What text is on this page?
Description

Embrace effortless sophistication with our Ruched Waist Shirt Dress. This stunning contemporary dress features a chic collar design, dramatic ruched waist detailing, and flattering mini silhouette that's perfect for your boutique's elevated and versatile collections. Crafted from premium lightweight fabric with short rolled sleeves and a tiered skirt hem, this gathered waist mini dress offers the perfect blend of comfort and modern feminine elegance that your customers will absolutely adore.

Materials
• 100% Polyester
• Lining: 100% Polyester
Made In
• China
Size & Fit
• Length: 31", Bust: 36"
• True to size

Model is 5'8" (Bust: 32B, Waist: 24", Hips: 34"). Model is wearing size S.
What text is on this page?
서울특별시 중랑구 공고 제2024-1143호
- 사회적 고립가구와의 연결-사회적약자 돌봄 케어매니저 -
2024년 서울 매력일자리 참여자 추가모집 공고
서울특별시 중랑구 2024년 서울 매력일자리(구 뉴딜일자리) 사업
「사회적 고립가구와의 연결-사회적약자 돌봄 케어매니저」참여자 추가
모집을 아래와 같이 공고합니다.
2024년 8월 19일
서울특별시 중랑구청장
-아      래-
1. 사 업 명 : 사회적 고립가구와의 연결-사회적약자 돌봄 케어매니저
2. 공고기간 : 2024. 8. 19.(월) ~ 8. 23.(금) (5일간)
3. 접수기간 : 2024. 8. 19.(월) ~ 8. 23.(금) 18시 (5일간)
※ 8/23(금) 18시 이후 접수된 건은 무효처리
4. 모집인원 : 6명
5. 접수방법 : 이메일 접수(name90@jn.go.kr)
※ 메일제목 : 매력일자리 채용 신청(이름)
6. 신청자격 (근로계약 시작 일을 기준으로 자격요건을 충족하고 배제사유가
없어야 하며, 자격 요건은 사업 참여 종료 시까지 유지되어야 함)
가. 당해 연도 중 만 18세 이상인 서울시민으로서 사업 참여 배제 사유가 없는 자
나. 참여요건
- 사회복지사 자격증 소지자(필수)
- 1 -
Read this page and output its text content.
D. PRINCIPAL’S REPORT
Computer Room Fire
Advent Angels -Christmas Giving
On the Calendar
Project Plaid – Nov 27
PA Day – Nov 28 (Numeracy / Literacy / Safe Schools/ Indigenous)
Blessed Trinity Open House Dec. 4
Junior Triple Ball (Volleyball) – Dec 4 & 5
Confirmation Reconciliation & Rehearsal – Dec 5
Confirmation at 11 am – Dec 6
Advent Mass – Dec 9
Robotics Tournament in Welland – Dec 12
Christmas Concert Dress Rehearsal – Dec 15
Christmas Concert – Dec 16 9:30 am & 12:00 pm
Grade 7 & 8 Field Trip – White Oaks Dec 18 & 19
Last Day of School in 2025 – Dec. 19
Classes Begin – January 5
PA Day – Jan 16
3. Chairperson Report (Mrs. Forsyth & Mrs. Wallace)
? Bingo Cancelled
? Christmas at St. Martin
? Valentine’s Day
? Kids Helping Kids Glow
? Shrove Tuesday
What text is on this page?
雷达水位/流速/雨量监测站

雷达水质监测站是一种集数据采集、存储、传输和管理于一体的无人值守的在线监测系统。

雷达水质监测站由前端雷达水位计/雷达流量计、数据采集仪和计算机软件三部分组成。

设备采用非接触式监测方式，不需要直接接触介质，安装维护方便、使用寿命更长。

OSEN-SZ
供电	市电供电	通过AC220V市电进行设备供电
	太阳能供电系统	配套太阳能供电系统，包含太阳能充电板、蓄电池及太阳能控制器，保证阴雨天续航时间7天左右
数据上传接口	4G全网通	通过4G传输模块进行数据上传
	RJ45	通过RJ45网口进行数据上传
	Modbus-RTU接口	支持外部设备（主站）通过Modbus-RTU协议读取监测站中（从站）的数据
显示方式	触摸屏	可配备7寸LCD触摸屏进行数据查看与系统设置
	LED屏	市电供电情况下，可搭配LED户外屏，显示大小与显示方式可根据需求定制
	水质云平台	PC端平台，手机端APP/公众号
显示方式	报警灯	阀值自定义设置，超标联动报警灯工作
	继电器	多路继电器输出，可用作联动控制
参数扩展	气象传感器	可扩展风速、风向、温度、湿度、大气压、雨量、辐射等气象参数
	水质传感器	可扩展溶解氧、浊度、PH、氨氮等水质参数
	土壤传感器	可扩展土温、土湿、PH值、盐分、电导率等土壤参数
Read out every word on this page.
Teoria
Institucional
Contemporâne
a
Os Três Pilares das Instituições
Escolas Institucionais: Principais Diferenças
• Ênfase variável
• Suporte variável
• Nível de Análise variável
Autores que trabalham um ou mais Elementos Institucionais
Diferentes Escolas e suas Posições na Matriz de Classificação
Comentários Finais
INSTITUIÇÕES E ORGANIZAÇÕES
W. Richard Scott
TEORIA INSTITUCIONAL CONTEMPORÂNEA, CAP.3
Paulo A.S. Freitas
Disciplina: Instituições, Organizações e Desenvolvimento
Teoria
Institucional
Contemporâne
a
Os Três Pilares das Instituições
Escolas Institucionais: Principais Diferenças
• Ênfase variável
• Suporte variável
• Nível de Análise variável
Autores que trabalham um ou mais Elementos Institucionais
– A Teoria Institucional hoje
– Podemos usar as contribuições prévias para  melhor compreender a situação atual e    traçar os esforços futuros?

━━━━━━━━━━━━━━━━━━━━

SET TASK: Wherever the word "사회적약자" occurs in a line of the listing, copy that line.

EXERCISE SOLUTION:
- 사회적 고립가구와의 연결-사회적약자 돌봄 케어매니저 -
「사회적 고립가구와의 연결-사회적약자 돌봄 케어매니저」참여자 추가
1. 사 업 명 : 사회적 고립가구와의 연결-사회적약자 돌봄 케어매니저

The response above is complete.